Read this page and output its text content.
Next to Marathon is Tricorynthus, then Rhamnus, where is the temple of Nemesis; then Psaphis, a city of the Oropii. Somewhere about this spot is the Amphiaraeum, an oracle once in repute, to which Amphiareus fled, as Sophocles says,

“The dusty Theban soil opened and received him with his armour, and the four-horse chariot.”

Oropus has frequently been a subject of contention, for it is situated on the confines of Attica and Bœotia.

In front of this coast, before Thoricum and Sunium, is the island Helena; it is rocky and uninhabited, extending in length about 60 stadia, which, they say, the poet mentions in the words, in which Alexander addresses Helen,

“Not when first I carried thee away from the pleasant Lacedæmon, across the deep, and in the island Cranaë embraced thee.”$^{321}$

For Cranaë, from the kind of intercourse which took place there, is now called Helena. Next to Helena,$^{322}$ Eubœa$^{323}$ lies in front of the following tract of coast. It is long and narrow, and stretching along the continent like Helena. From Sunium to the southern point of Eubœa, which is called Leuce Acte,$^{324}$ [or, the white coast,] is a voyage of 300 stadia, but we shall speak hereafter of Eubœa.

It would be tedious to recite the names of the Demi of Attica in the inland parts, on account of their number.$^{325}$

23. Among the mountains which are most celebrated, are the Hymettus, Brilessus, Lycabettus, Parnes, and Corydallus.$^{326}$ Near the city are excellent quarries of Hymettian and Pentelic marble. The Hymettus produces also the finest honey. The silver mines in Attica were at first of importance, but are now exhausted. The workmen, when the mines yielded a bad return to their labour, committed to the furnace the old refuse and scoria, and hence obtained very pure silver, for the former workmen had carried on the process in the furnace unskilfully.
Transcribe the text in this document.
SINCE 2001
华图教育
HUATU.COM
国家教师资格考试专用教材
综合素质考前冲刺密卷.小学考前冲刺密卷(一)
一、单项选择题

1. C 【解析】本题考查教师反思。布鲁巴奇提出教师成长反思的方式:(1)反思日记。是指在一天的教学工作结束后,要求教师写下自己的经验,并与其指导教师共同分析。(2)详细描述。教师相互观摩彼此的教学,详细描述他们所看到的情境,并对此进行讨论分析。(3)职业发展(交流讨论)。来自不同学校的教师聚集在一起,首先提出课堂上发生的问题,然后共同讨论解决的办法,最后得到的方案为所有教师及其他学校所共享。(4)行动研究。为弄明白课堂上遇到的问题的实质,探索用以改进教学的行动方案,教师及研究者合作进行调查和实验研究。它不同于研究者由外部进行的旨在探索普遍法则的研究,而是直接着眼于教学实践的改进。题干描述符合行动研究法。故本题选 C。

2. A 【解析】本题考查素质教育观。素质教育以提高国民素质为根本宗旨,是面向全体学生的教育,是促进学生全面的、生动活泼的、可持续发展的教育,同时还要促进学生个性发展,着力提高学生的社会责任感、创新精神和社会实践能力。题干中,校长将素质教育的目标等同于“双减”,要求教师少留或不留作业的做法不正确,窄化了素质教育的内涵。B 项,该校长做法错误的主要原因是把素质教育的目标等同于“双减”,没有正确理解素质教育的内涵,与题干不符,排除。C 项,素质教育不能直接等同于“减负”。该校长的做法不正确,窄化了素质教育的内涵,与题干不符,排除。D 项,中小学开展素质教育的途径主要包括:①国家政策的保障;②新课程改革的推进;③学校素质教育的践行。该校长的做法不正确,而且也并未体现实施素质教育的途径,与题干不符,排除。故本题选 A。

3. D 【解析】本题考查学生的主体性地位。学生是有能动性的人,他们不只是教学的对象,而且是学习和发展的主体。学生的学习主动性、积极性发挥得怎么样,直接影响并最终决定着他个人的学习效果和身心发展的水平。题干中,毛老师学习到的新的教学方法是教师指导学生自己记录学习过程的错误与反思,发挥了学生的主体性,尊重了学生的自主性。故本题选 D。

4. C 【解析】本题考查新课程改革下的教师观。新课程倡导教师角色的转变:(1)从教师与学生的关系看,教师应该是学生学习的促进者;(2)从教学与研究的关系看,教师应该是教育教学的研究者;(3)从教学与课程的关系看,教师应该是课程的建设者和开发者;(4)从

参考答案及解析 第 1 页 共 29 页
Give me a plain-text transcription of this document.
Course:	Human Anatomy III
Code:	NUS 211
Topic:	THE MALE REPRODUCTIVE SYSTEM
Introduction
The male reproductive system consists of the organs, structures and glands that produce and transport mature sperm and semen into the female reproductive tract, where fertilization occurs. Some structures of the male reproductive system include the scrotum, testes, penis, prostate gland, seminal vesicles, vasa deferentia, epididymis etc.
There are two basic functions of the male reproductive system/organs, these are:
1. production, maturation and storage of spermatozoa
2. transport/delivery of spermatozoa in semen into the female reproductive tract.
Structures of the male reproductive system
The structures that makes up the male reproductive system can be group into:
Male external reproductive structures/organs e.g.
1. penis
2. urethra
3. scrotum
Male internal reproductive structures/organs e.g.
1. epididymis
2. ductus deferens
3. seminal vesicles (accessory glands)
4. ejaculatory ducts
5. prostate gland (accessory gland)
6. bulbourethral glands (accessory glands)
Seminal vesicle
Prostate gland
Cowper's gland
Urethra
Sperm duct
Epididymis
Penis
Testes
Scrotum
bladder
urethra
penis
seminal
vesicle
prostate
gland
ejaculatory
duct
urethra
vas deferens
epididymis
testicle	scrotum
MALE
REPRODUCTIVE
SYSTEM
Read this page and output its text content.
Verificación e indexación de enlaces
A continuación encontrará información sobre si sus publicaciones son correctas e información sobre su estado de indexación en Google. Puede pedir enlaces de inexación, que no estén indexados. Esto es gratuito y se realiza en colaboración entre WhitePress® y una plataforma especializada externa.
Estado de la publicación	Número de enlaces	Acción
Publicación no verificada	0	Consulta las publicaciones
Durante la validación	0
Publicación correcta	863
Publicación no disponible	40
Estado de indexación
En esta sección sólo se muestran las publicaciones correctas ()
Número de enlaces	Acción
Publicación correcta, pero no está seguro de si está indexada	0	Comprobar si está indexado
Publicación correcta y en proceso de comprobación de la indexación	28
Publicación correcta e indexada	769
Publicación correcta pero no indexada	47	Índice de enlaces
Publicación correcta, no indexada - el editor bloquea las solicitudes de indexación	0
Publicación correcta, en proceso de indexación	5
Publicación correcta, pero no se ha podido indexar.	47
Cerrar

####################

[What this task involves]
Copy each line of the data exactly, leaving nothing out.

[Task solution]
Read this page and output its text content.
Next to Marathon is Tricorynthus, then Rhamnus, where is the temple of Nemesis; then Psaphis, a city of the Oropii. Somewhere about this spot is the Amphiaraeum, an oracle once in repute, to which Amphiareus fled, as Sophocles says,

“The dusty Theban soil opened and received him with his armour, and the four-horse chariot.”

Oropus has frequently been a subject of contention, for it is situated on the confines of Attica and Bœotia.

In front of this coast, before Thoricum and Sunium, is the island Helena; it is rocky and uninhabited, extending in length about 60 stadia, which, they say, the poet mentions in the words, in which Alexander addresses Helen,

“Not when first I carried thee away from the pleasant Lacedæmon, across the deep, and in the island Cranaë embraced thee.”$^{321}$

For Cranaë, from the kind of intercourse which took place there, is now called Helena. Next to Helena,$^{322}$ Eubœa$^{323}$ lies in front of the following tract of coast. It is long and narrow, and stretching along the continent like Helena. From Sunium to the southern point of Eubœa, which is called Leuce Acte,$^{324}$ [or, the white coast,] is a voyage of 300 stadia, but we shall speak hereafter of Eubœa.

It would be tedious to recite the names of the Demi of Attica in the inland parts, on account of their number.$^{325}$

23. Among the mountains which are most celebrated, are the Hymettus, Brilessus, Lycabettus, Parnes, and Corydallus.$^{326}$ Near the city are excellent quarries of Hymettian and Pentelic marble. The Hymettus produces also the finest honey. The silver mines in Attica were at first of importance, but are now exhausted. The workmen, when the mines yielded a bad return to their labour, committed to the furnace the old refuse and scoria, and hence obtained very pure silver, for the former workmen had carried on the process in the furnace unskilfully.
Transcribe the text in this document.
SINCE 2001
华图教育
HUATU.COM
国家教师资格考试专用教材
综合素质考前冲刺密卷.小学考前冲刺密卷(一)
一、单项选择题

1. C 【解析】本题考查教师反思。布鲁巴奇提出教师成长反思的方式:(1)反思日记。是指在一天的教学工作结束后,要求教师写下自己的经验,并与其指导教师共同分析。(2)详细描述。教师相互观摩彼此的教学,详细描述他们所看到的情境,并对此进行讨论分析。(3)职业发展(交流讨论)。来自不同学校的教师聚集在一起,首先提出课堂上发生的问题,然后共同讨论解决的办法,最后得到的方案为所有教师及其他学校所共享。(4)行动研究。为弄明白课堂上遇到的问题的实质,探索用以改进教学的行动方案,教师及研究者合作进行调查和实验研究。它不同于研究者由外部进行的旨在探索普遍法则的研究,而是直接着眼于教学实践的改进。题干描述符合行动研究法。故本题选 C。

2. A 【解析】本题考查素质教育观。素质教育以提高国民素质为根本宗旨,是面向全体学生的教育,是促进学生全面的、生动活泼的、可持续发展的教育,同时还要促进学生个性发展,着力提高学生的社会责任感、创新精神和社会实践能力。题干中,校长将素质教育的目标等同于“双减”,要求教师少留或不留作业的做法不正确,窄化了素质教育的内涵。B 项,该校长做法错误的主要原因是把素质教育的目标等同于“双减”,没有正确理解素质教育的内涵,与题干不符,排除。C 项,素质教育不能直接等同于“减负”。该校长的做法不正确,窄化了素质教育的内涵,与题干不符,排除。D 项,中小学开展素质教育的途径主要包括:①国家政策的保障;②新课程改革的推进;③学校素质教育的践行。该校长的做法不正确,而且也并未体现实施素质教育的途径,与题干不符,排除。故本题选 A。

3. D 【解析】本题考查学生的主体性地位。学生是有能动性的人,他们不只是教学的对象,而且是学习和发展的主体。学生的学习主动性、积极性发挥得怎么样,直接影响并最终决定着他个人的学习效果和身心发展的水平。题干中,毛老师学习到的新的教学方法是教师指导学生自己记录学习过程的错误与反思,发挥了学生的主体性,尊重了学生的自主性。故本题选 D。

4. C 【解析】本题考查新课程改革下的教师观。新课程倡导教师角色的转变:(1)从教师与学生的关系看,教师应该是学生学习的促进者;(2)从教学与研究的关系看,教师应该是教育教学的研究者;(3)从教学与课程的关系看,教师应该是课程的建设者和开发者;(4)从

参考答案及解析 第 1 页 共 29 页
Give me a plain-text transcription of this document.
Course:	Human Anatomy III
Code:	NUS 211
Topic:	THE MALE REPRODUCTIVE SYSTEM
Introduction
The male reproductive system consists of the organs, structures and glands that produce and transport mature sperm and semen into the female reproductive tract, where fertilization occurs. Some structures of the male reproductive system include the scrotum, testes, penis, prostate gland, seminal vesicles, vasa deferentia, epididymis etc.
There are two basic functions of the male reproductive system/organs, these are:
1. production, maturation and storage of spermatozoa
2. transport/delivery of spermatozoa in semen into the female reproductive tract.
Structures of the male reproductive system
The structures that makes up the male reproductive system can be group into:
Male external reproductive structures/organs e.g.
1. penis
2. urethra
3. scrotum
Male internal reproductive structures/organs e.g.
1. epididymis
2. ductus deferens
3. seminal vesicles (accessory glands)
4. ejaculatory ducts
5. prostate gland (accessory gland)
6. bulbourethral glands (accessory glands)
Seminal vesicle
Prostate gland
Cowper's gland
Urethra
Sperm duct
Epididymis
Penis
Testes
Scrotum
bladder
urethra
penis
seminal
vesicle
prostate
gland
ejaculatory
duct
urethra
vas deferens
epididymis
testicle	scrotum
MALE
REPRODUCTIVE
SYSTEM
Read this page and output its text content.
Verificación e indexación de enlaces
A continuación encontrará información sobre si sus publicaciones son correctas e información sobre su estado de indexación en Google. Puede pedir enlaces de inexación, que no estén indexados. Esto es gratuito y se realiza en colaboración entre WhitePress® y una plataforma especializada externa.
Estado de la publicación	Número de enlaces	Acción
Publicación no verificada	0	Consulta las publicaciones
Durante la validación	0
Publicación correcta	863
Publicación no disponible	40
Estado de indexación
En esta sección sólo se muestran las publicaciones correctas ()
Número de enlaces	Acción
Publicación correcta, pero no está seguro de si está indexada	0	Comprobar si está indexado
Publicación correcta y en proceso de comprobación de la indexación	28
Publicación correcta e indexada	769
Publicación correcta pero no indexada	47	Índice de enlaces
Publicación correcta, no indexada - el editor bloquea las solicitudes de indexación	0
Publicación correcta, en proceso de indexación	5
Publicación correcta, pero no se ha podido indexar.	47
Cerrar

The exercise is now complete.